- **EXERCISE DETAILS**: Search the data below for the string "Angle". Extract every line that contains it.

- **DATASET CONTENT**:

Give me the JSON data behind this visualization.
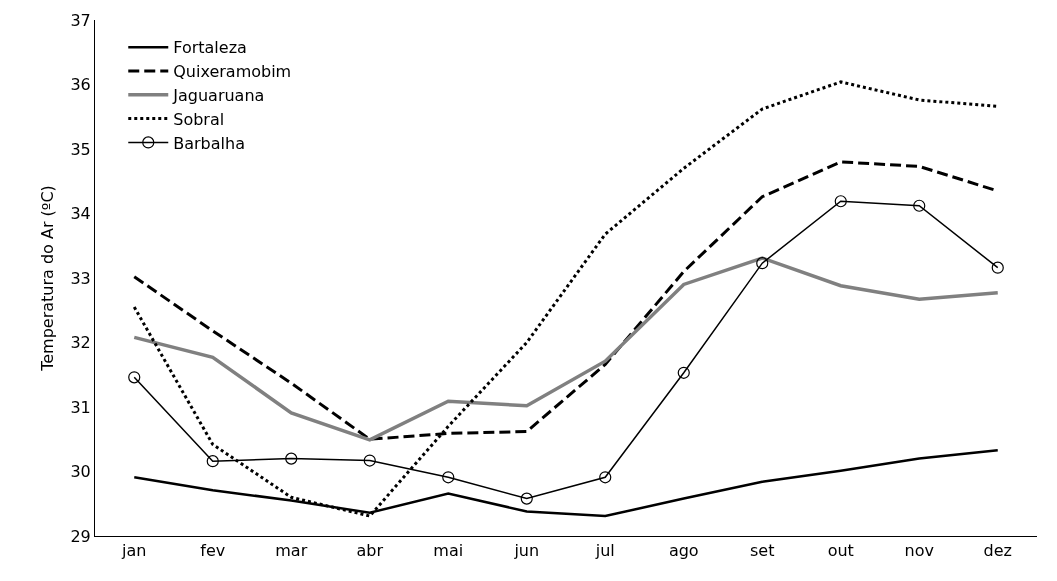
{
  "chart_data": {
    "type": "line",
    "ylabel": "Temperatura do Ar (ºC)",
    "categories": [
      "jan",
      "fev",
      "mar",
      "abr",
      "mai",
      "jun",
      "jul",
      "ago",
      "set",
      "out",
      "nov",
      "dez"
    ],
    "ylim": [
      29,
      37
    ],
    "yticks": [
      29,
      30,
      31,
      32,
      33,
      34,
      35,
      36,
      37
    ],
    "grid": false,
    "legend": "top left",
    "series": [
      {
        "name": "Fortaleza",
        "color": "#000000",
        "line_style": "solid",
        "marker": "none",
        "values": [
          29.91,
          29.71,
          29.55,
          29.36,
          29.66,
          29.38,
          29.31,
          29.58,
          29.84,
          30.01,
          30.2,
          30.33
        ]
      },
      {
        "name": "Quixeramobim",
        "color": "#000000",
        "line_style": "dashed",
        "marker": "none",
        "values": [
          33.02,
          32.18,
          31.37,
          30.5,
          30.59,
          30.62,
          31.66,
          33.1,
          34.26,
          34.8,
          34.73,
          34.35
        ]
      },
      {
        "name": "Jaguaruana",
        "color": "#808080",
        "line_style": "solid",
        "marker": "none",
        "values": [
          32.08,
          31.77,
          30.91,
          30.49,
          31.09,
          31.02,
          31.71,
          32.9,
          33.31,
          32.88,
          32.67,
          32.77
        ]
      },
      {
        "name": "Sobral",
        "color": "#000000",
        "line_style": "dotted",
        "marker": "none",
        "values": [
          32.55,
          30.42,
          29.6,
          29.31,
          30.7,
          32.0,
          33.68,
          34.7,
          35.62,
          36.04,
          35.76,
          35.66
        ]
      },
      {
        "name": "Barbalha",
        "color": "#000000",
        "line_style": "solid",
        "marker": "circle",
        "values": [
          31.46,
          30.16,
          30.2,
          30.17,
          29.91,
          29.58,
          29.91,
          31.53,
          33.23,
          34.19,
          34.12,
          33.16
        ]
      }
    ]
  }
}
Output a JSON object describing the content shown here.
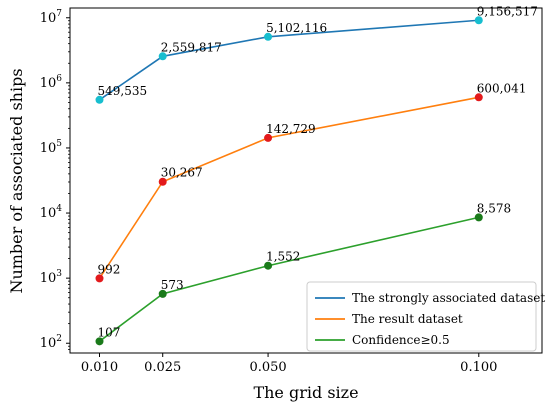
{
  "chart_data": {
    "type": "line",
    "xlabel": "The grid size",
    "ylabel": "Number of associated ships",
    "y_scale": "log",
    "x": [
      0.01,
      0.025,
      0.05,
      0.1
    ],
    "x_tick_labels": [
      "0.010",
      "0.025",
      "0.050",
      "0.100"
    ],
    "xlim": [
      0.003,
      0.115
    ],
    "ylim_log10": [
      1.85,
      7.15
    ],
    "y_tick_exponents": [
      2,
      3,
      4,
      5,
      6,
      7
    ],
    "y_tick_base": "10",
    "grid": false,
    "legend_position": "bottom-right",
    "series": [
      {
        "name": "The strongly associated dataset",
        "values": [
          549535,
          2559817,
          5102116,
          9156517
        ],
        "labels": [
          "549,535",
          "2,559,817",
          "5,102,116",
          "9,156,517"
        ],
        "line_color": "#1f77b4",
        "marker_color": "#17becf"
      },
      {
        "name": "The result dataset",
        "values": [
          992,
          30267,
          142729,
          600041
        ],
        "labels": [
          "992",
          "30,267",
          "142,729",
          "600,041"
        ],
        "line_color": "#ff7f0e",
        "marker_color": "#e31a1c"
      },
      {
        "name": "Confidence≥0.5",
        "values": [
          107,
          573,
          1552,
          8578
        ],
        "labels": [
          "107",
          "573",
          "1,552",
          "8,578"
        ],
        "line_color": "#2ca02c",
        "marker_color": "#1a7a1a"
      }
    ]
  }
}
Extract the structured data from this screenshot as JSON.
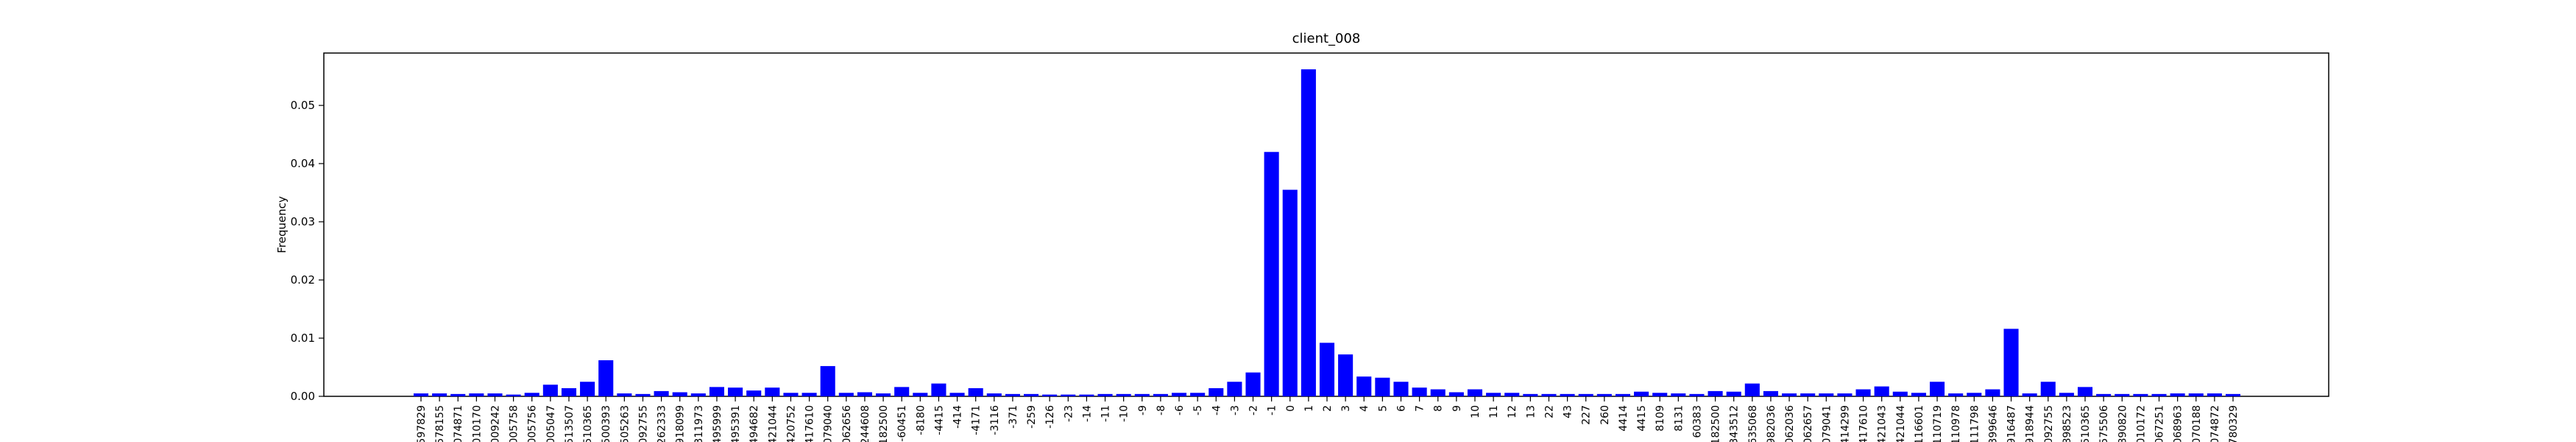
{
  "chart_data": {
    "type": "bar",
    "title": "client_008",
    "ylabel": "Frequency",
    "color": "#0000ff",
    "categories": [
      "597829",
      "578155",
      "074871",
      "010170",
      "009242",
      "005758",
      "005756",
      "005047",
      "513507",
      "510365",
      "500393",
      "505263",
      "092755",
      "262333",
      "918099",
      "311973",
      "495999",
      "495391",
      "494682",
      "421044",
      "420752",
      "417610",
      "079040",
      "062656",
      "244608",
      "182500",
      "-60451",
      "-8180",
      "-4415",
      "-414",
      "-4171",
      "-3116",
      "-371",
      "-259",
      "-126",
      "-23",
      "-14",
      "-11",
      "-10",
      "-9",
      "-8",
      "-6",
      "-5",
      "-4",
      "-3",
      "-2",
      "-1",
      "0",
      "1",
      "2",
      "3",
      "4",
      "5",
      "6",
      "7",
      "8",
      "9",
      "10",
      "11",
      "12",
      "13",
      "22",
      "43",
      "227",
      "260",
      "4414",
      "4415",
      "8109",
      "8131",
      "60383",
      "182500",
      "343512",
      "635068",
      "982036",
      "062036",
      "062657",
      "079041",
      "414299",
      "417610",
      "421043",
      "421044",
      "116601",
      "110719",
      "110978",
      "111798",
      "399646",
      "916487",
      "918944",
      "092755",
      "898523",
      "510365",
      "575506",
      "890820",
      "010172",
      "067251",
      "068963",
      "070188",
      "074872",
      "780329"
    ],
    "values": [
      0.0005,
      0.0005,
      0.0004,
      0.0005,
      0.0005,
      0.0003,
      0.0006,
      0.002,
      0.0014,
      0.0025,
      0.0062,
      0.0005,
      0.0004,
      0.0009,
      0.0007,
      0.0005,
      0.0016,
      0.0015,
      0.001,
      0.0015,
      0.0006,
      0.0006,
      0.0052,
      0.0006,
      0.0007,
      0.0005,
      0.0016,
      0.0006,
      0.0022,
      0.0006,
      0.0014,
      0.0005,
      0.0004,
      0.0004,
      0.0003,
      0.0003,
      0.0003,
      0.0004,
      0.0004,
      0.0004,
      0.0004,
      0.0006,
      0.0006,
      0.0014,
      0.0025,
      0.0041,
      0.042,
      0.0355,
      0.0562,
      0.0092,
      0.0072,
      0.0034,
      0.0032,
      0.0025,
      0.0015,
      0.0012,
      0.0007,
      0.0012,
      0.0006,
      0.0006,
      0.0004,
      0.0004,
      0.0004,
      0.0004,
      0.0004,
      0.0004,
      0.0008,
      0.0006,
      0.0005,
      0.0004,
      0.0009,
      0.0008,
      0.0022,
      0.0009,
      0.0005,
      0.0005,
      0.0005,
      0.0005,
      0.0012,
      0.0017,
      0.0008,
      0.0006,
      0.0025,
      0.0005,
      0.0006,
      0.0012,
      0.0116,
      0.0005,
      0.0025,
      0.0006,
      0.0016,
      0.0004,
      0.0004,
      0.0004,
      0.0004,
      0.0005,
      0.0005,
      0.0005,
      0.0004
    ],
    "ylim": [
      0,
      0.059
    ],
    "yticks": [
      {
        "value": 0,
        "label": "0.00"
      },
      {
        "value": 0.01,
        "label": "0.01"
      },
      {
        "value": 0.02,
        "label": "0.02"
      },
      {
        "value": 0.03,
        "label": "0.03"
      },
      {
        "value": 0.04,
        "label": "0.04"
      },
      {
        "value": 0.05,
        "label": "0.05"
      }
    ],
    "grid": false
  }
}
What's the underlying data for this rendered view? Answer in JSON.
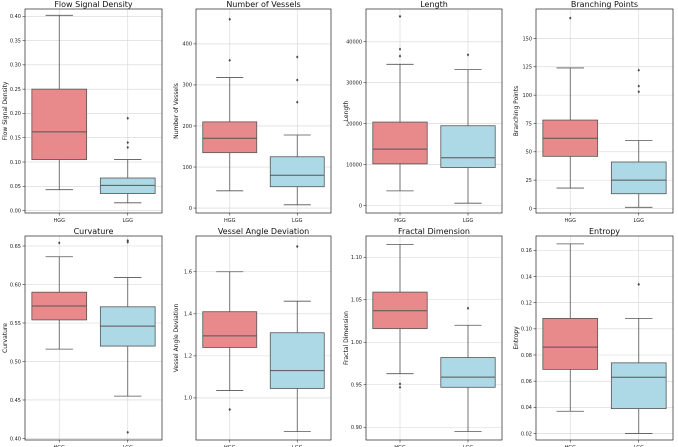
{
  "chart_data": [
    {
      "type": "box",
      "title": "Flow Signal Density",
      "ylabel": "Flow Signal Density",
      "xlabel": "",
      "categories": [
        "HGG",
        "LGG"
      ],
      "ylim": [
        -0.005,
        0.415
      ],
      "yticks": [
        0.0,
        0.05,
        0.1,
        0.15,
        0.2,
        0.25,
        0.3,
        0.35,
        0.4
      ],
      "ytick_labels": [
        "0.00",
        "0.05",
        "0.10",
        "0.15",
        "0.20",
        "0.25",
        "0.30",
        "0.35",
        "0.40"
      ],
      "grid": true,
      "boxes": [
        {
          "name": "HGG",
          "color": "#e88a8c",
          "whisker_low": 0.043,
          "q1": 0.105,
          "median": 0.162,
          "q3": 0.25,
          "whisker_high": 0.402,
          "outliers": []
        },
        {
          "name": "LGG",
          "color": "#add8e6",
          "whisker_low": 0.016,
          "q1": 0.035,
          "median": 0.052,
          "q3": 0.067,
          "whisker_high": 0.105,
          "outliers": [
            0.13,
            0.14,
            0.19
          ]
        }
      ]
    },
    {
      "type": "box",
      "title": "Number of Vessels",
      "ylabel": "Number of Vessels",
      "xlabel": "",
      "categories": [
        "HGG",
        "LGG"
      ],
      "ylim": [
        -12,
        485
      ],
      "yticks": [
        0,
        100,
        200,
        300,
        400
      ],
      "ytick_labels": [
        "0",
        "100",
        "200",
        "300",
        "400"
      ],
      "grid": true,
      "boxes": [
        {
          "name": "HGG",
          "color": "#e88a8c",
          "whisker_low": 42,
          "q1": 135,
          "median": 170,
          "q3": 210,
          "whisker_high": 318,
          "outliers": [
            360,
            460
          ]
        },
        {
          "name": "LGG",
          "color": "#add8e6",
          "whisker_low": 8,
          "q1": 52,
          "median": 80,
          "q3": 125,
          "whisker_high": 178,
          "outliers": [
            258,
            312,
            368
          ]
        }
      ]
    },
    {
      "type": "box",
      "title": "Length",
      "ylabel": "Length",
      "xlabel": "",
      "categories": [
        "HGG",
        "LGG"
      ],
      "ylim": [
        -1800,
        48000
      ],
      "yticks": [
        0,
        10000,
        20000,
        30000,
        40000
      ],
      "ytick_labels": [
        "0",
        "10000",
        "20000",
        "30000",
        "40000"
      ],
      "grid": true,
      "boxes": [
        {
          "name": "HGG",
          "color": "#e88a8c",
          "whisker_low": 3600,
          "q1": 10200,
          "median": 13800,
          "q3": 20400,
          "whisker_high": 34500,
          "outliers": [
            36500,
            38200,
            46200
          ]
        },
        {
          "name": "LGG",
          "color": "#add8e6",
          "whisker_low": 600,
          "q1": 9300,
          "median": 11700,
          "q3": 19500,
          "whisker_high": 33200,
          "outliers": [
            36800
          ]
        }
      ]
    },
    {
      "type": "box",
      "title": "Branching Points",
      "ylabel": "Branching Points",
      "xlabel": "",
      "categories": [
        "HGG",
        "LGG"
      ],
      "ylim": [
        -4,
        176
      ],
      "yticks": [
        0,
        25,
        50,
        75,
        100,
        125,
        150
      ],
      "ytick_labels": [
        "0",
        "25",
        "50",
        "75",
        "100",
        "125",
        "150"
      ],
      "grid": true,
      "boxes": [
        {
          "name": "HGG",
          "color": "#e88a8c",
          "whisker_low": 18,
          "q1": 46,
          "median": 62,
          "q3": 78,
          "whisker_high": 124,
          "outliers": [
            168
          ]
        },
        {
          "name": "LGG",
          "color": "#add8e6",
          "whisker_low": 1,
          "q1": 13,
          "median": 25,
          "q3": 41,
          "whisker_high": 60,
          "outliers": [
            103,
            108,
            122
          ]
        }
      ]
    },
    {
      "type": "box",
      "title": "Curvature",
      "ylabel": "Curvature",
      "xlabel": "",
      "categories": [
        "HGG",
        "LGG"
      ],
      "ylim": [
        0.398,
        0.663
      ],
      "yticks": [
        0.4,
        0.45,
        0.5,
        0.55,
        0.6,
        0.65
      ],
      "ytick_labels": [
        "0.40",
        "0.45",
        "0.50",
        "0.55",
        "0.60",
        "0.65"
      ],
      "grid": true,
      "boxes": [
        {
          "name": "HGG",
          "color": "#e88a8c",
          "whisker_low": 0.516,
          "q1": 0.554,
          "median": 0.572,
          "q3": 0.59,
          "whisker_high": 0.636,
          "outliers": [
            0.654
          ]
        },
        {
          "name": "LGG",
          "color": "#add8e6",
          "whisker_low": 0.455,
          "q1": 0.52,
          "median": 0.546,
          "q3": 0.571,
          "whisker_high": 0.609,
          "outliers": [
            0.408,
            0.655,
            0.657
          ]
        }
      ]
    },
    {
      "type": "box",
      "title": "Vessel Angle Deviation",
      "ylabel": "Vessel Angle Deviation",
      "xlabel": "",
      "categories": [
        "HGG",
        "LGG"
      ],
      "ylim": [
        0.8,
        1.77
      ],
      "yticks": [
        1.0,
        1.2,
        1.4,
        1.6
      ],
      "ytick_labels": [
        "1.0",
        "1.2",
        "1.4",
        "1.6"
      ],
      "grid": true,
      "boxes": [
        {
          "name": "HGG",
          "color": "#e88a8c",
          "whisker_low": 1.035,
          "q1": 1.24,
          "median": 1.295,
          "q3": 1.41,
          "whisker_high": 1.6,
          "outliers": [
            0.945
          ]
        },
        {
          "name": "LGG",
          "color": "#add8e6",
          "whisker_low": 0.84,
          "q1": 1.045,
          "median": 1.13,
          "q3": 1.31,
          "whisker_high": 1.46,
          "outliers": [
            1.72
          ]
        }
      ]
    },
    {
      "type": "box",
      "title": "Fractal Dimension",
      "ylabel": "Fractal Dimension",
      "xlabel": "",
      "categories": [
        "HGG",
        "LGG"
      ],
      "ylim": [
        0.885,
        1.125
      ],
      "yticks": [
        0.9,
        0.95,
        1.0,
        1.05,
        1.1
      ],
      "ytick_labels": [
        "0.90",
        "0.95",
        "1.00",
        "1.05",
        "1.10"
      ],
      "grid": true,
      "boxes": [
        {
          "name": "HGG",
          "color": "#e88a8c",
          "whisker_low": 0.963,
          "q1": 1.016,
          "median": 1.037,
          "q3": 1.059,
          "whisker_high": 1.115,
          "outliers": [
            0.947,
            0.951
          ]
        },
        {
          "name": "LGG",
          "color": "#add8e6",
          "whisker_low": 0.895,
          "q1": 0.947,
          "median": 0.959,
          "q3": 0.982,
          "whisker_high": 1.02,
          "outliers": [
            1.04
          ]
        }
      ]
    },
    {
      "type": "box",
      "title": "Entropy",
      "ylabel": "Entropy",
      "xlabel": "",
      "categories": [
        "HGG",
        "LGG"
      ],
      "ylim": [
        0.015,
        0.171
      ],
      "yticks": [
        0.02,
        0.04,
        0.06,
        0.08,
        0.1,
        0.12,
        0.14,
        0.16
      ],
      "ytick_labels": [
        "0.02",
        "0.04",
        "0.06",
        "0.08",
        "0.10",
        "0.12",
        "0.14",
        "0.16"
      ],
      "grid": true,
      "boxes": [
        {
          "name": "HGG",
          "color": "#e88a8c",
          "whisker_low": 0.037,
          "q1": 0.069,
          "median": 0.086,
          "q3": 0.108,
          "whisker_high": 0.165,
          "outliers": []
        },
        {
          "name": "LGG",
          "color": "#add8e6",
          "whisker_low": 0.02,
          "q1": 0.039,
          "median": 0.063,
          "q3": 0.074,
          "whisker_high": 0.108,
          "outliers": [
            0.134
          ]
        }
      ]
    }
  ]
}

- **COMPLETED TASK**:
      "title": "Vessel Angle Deviation",
      "ylabel": "Vessel Angle Deviation",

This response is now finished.